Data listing
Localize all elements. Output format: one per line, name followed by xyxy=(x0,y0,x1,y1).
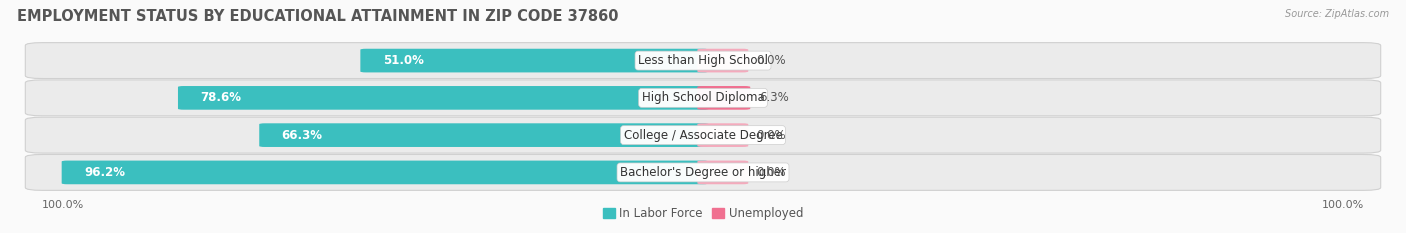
Text: 0.0%: 0.0% xyxy=(756,54,786,67)
Text: 100.0%: 100.0% xyxy=(1322,200,1364,210)
Text: 100.0%: 100.0% xyxy=(42,200,84,210)
Text: 78.6%: 78.6% xyxy=(201,91,242,104)
FancyBboxPatch shape xyxy=(259,123,709,147)
Text: EMPLOYMENT STATUS BY EDUCATIONAL ATTAINMENT IN ZIP CODE 37860: EMPLOYMENT STATUS BY EDUCATIONAL ATTAINM… xyxy=(17,9,619,24)
Text: 0.0%: 0.0% xyxy=(756,166,786,179)
Text: 66.3%: 66.3% xyxy=(281,129,323,142)
FancyBboxPatch shape xyxy=(697,86,751,110)
Text: Source: ZipAtlas.com: Source: ZipAtlas.com xyxy=(1285,9,1389,19)
FancyBboxPatch shape xyxy=(697,161,748,184)
Legend: In Labor Force, Unemployed: In Labor Force, Unemployed xyxy=(598,202,808,225)
FancyBboxPatch shape xyxy=(25,43,1381,79)
FancyBboxPatch shape xyxy=(179,86,709,110)
FancyBboxPatch shape xyxy=(697,123,748,147)
Text: 0.0%: 0.0% xyxy=(756,129,786,142)
Text: 96.2%: 96.2% xyxy=(84,166,125,179)
FancyBboxPatch shape xyxy=(360,49,709,72)
FancyBboxPatch shape xyxy=(25,154,1381,190)
Text: Bachelor's Degree or higher: Bachelor's Degree or higher xyxy=(620,166,786,179)
FancyBboxPatch shape xyxy=(62,161,709,184)
Text: 51.0%: 51.0% xyxy=(382,54,423,67)
Text: College / Associate Degree: College / Associate Degree xyxy=(624,129,782,142)
FancyBboxPatch shape xyxy=(697,49,748,72)
Text: Less than High School: Less than High School xyxy=(638,54,768,67)
Text: High School Diploma: High School Diploma xyxy=(641,91,765,104)
FancyBboxPatch shape xyxy=(25,80,1381,116)
Text: 6.3%: 6.3% xyxy=(759,91,789,104)
FancyBboxPatch shape xyxy=(25,117,1381,153)
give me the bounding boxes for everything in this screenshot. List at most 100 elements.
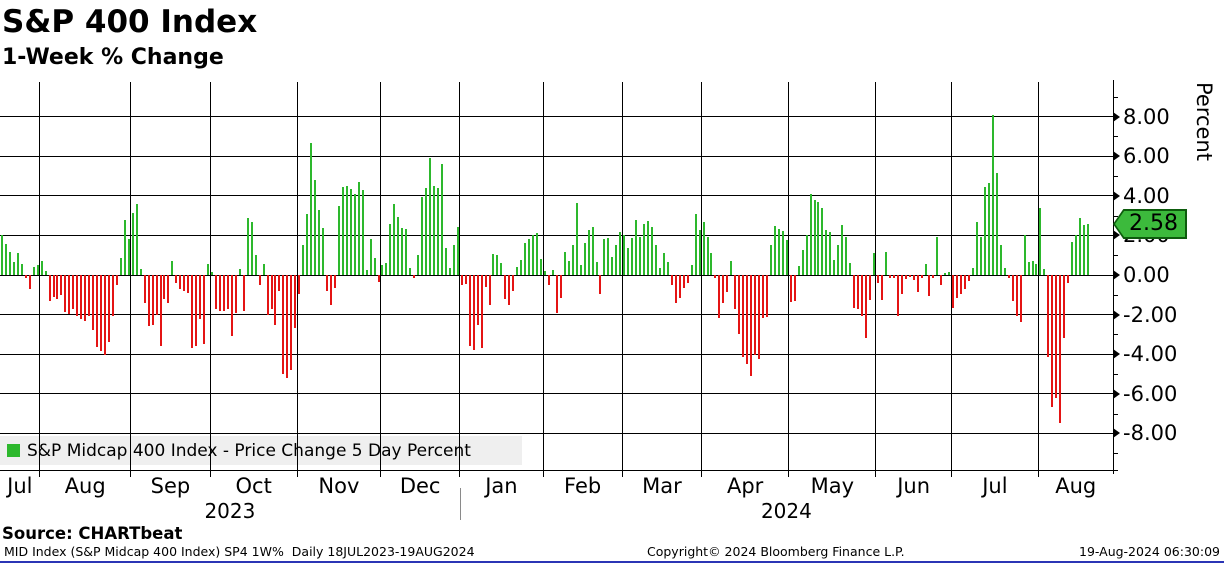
chart-bar [734,275,737,309]
chart-bar [151,275,154,325]
plot-area[interactable] [0,82,1113,477]
y-axis-tick-label: 6.00 [1123,144,1170,169]
month-gridline [875,82,877,470]
bottom-rule [0,561,1224,563]
chart-bar [884,251,887,275]
chart-bar [1003,268,1006,275]
chart-bar [964,275,967,289]
chart-bar [452,244,455,275]
chart-bar [805,235,808,275]
chart-bar [547,275,550,285]
x-axis-tick [1037,471,1039,477]
y-axis-tick-arrow [1113,428,1120,439]
chart-bar [797,265,800,275]
chart-bar [480,275,483,349]
year-separator [459,488,461,520]
y-axis-minor-tick [1113,136,1118,138]
chart-bar [722,275,725,304]
y-axis-tick-arrow [1113,388,1120,399]
h-gridline [0,155,1113,157]
chart-bar [139,269,142,275]
h-gridline [0,393,1113,395]
chart-bar [892,275,895,278]
chart-bar [48,275,51,301]
chart-bar [670,275,673,285]
x-axis-month-label: Jun [897,474,931,498]
chart-bar [595,261,598,275]
chart-bar [155,275,158,315]
chart-bar [159,275,162,347]
chart-bar [754,275,757,356]
chart-bar [496,255,499,275]
chart-bar [401,228,404,275]
chart-bar [635,220,638,275]
chart-bar [191,275,194,349]
chart-bar [52,275,55,298]
x-axis-tick [621,471,623,477]
month-gridline [459,82,461,470]
chart-bar [880,275,883,300]
chart-bar [555,275,558,314]
x-axis-month-label: Jul [982,474,1008,498]
chart-bar [777,229,780,275]
chart-bar [36,265,39,275]
chart-bar [1007,275,1010,279]
chart-bar [837,244,840,275]
chart-bar [226,275,229,309]
chart-bar [274,275,277,325]
chart-bar [353,193,356,275]
chart-bar [789,275,792,302]
chart-bar [286,275,289,378]
chart-bar [544,271,546,275]
x-axis-month-label: Feb [564,474,602,498]
chart-bar [218,275,221,311]
chart-bar [575,202,578,275]
chart-bar [282,275,285,374]
x-axis-tick [950,471,952,477]
legend-label: S&P Midcap 400 Index - Price Change 5 Da… [27,440,471,461]
y-axis-minor-tick [1113,176,1118,177]
chart-bar [793,275,796,301]
x-axis-month-label: May [810,474,855,498]
chart-bar [183,275,186,291]
chart-bar [254,255,257,275]
y-axis-tick-label: -8.00 [1123,421,1178,446]
chart-bar [68,275,71,314]
chart-bar [361,189,364,275]
chart-bar [20,264,23,275]
month-gridline [701,82,703,470]
chart-bar [960,275,963,295]
chart-bar [746,275,749,365]
chart-bar [96,275,99,348]
chart-bar [936,236,939,275]
chart-bar [694,213,697,275]
x-axis-month-label: Nov [318,474,360,498]
chart-bar [440,164,443,275]
chart-bar [238,269,241,275]
y-axis-tick-label: 4.00 [1123,183,1170,208]
chart-bar [405,229,408,275]
chart-bar [484,275,487,287]
chart-bar [413,275,416,278]
chart-bar [123,219,126,275]
month-gridline [296,82,298,470]
x-axis-tick [459,471,461,477]
chart-bar [0,235,3,275]
x-axis-year-label: 2024 [760,499,812,523]
chart-bar [940,275,943,285]
y-axis-minor-tick [1113,453,1118,455]
chart-bar [393,203,396,275]
x-axis-tick [380,471,381,477]
chart-bar [341,186,344,275]
chart-bar [718,275,721,319]
y-axis-title: Percent [1192,82,1216,162]
x-axis-month-label: Jan [485,474,518,498]
chart-bar [32,267,35,275]
month-gridline [39,82,41,470]
chart-bar [658,268,661,275]
chart-bar [611,256,614,275]
chart-bar [433,185,436,275]
month-gridline [209,82,211,470]
chart-bar [365,270,368,275]
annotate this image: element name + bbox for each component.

◆ WHAT YOU SHOULD DO
Render the stretch from the line containing "Text: 0.0%: 0.0% xyxy=(756,54,786,67)" through the line containing "FancyBboxPatch shape xyxy=(697,161,748,184)" as a JSON list of strings, with one string per line.

◆ RESULT OF THIS TASK
[
  "Text: 0.0%: 0.0% xyxy=(756,54,786,67)",
  "Text: 100.0%: 100.0% xyxy=(1322,200,1364,210)",
  "Text: 100.0%: 100.0% xyxy=(42,200,84,210)",
  "Text: 78.6%: 78.6% xyxy=(201,91,242,104)",
  "FancyBboxPatch shape xyxy=(259,123,709,147)",
  "Text: EMPLOYMENT STATUS BY EDUCATIONAL ATTAINMENT IN ZIP CODE 37860: EMPLOYMENT STATUS BY EDUCATIONAL ATTAINM… xyxy=(17,9,619,24)",
  "Text: 0.0%: 0.0% xyxy=(756,166,786,179)",
  "Text: 66.3%: 66.3% xyxy=(281,129,323,142)",
  "FancyBboxPatch shape xyxy=(697,86,751,110)",
  "Text: Source: ZipAtlas.com: Source: ZipAtlas.com xyxy=(1285,9,1389,19)",
  "FancyBboxPatch shape xyxy=(697,161,748,184)"
]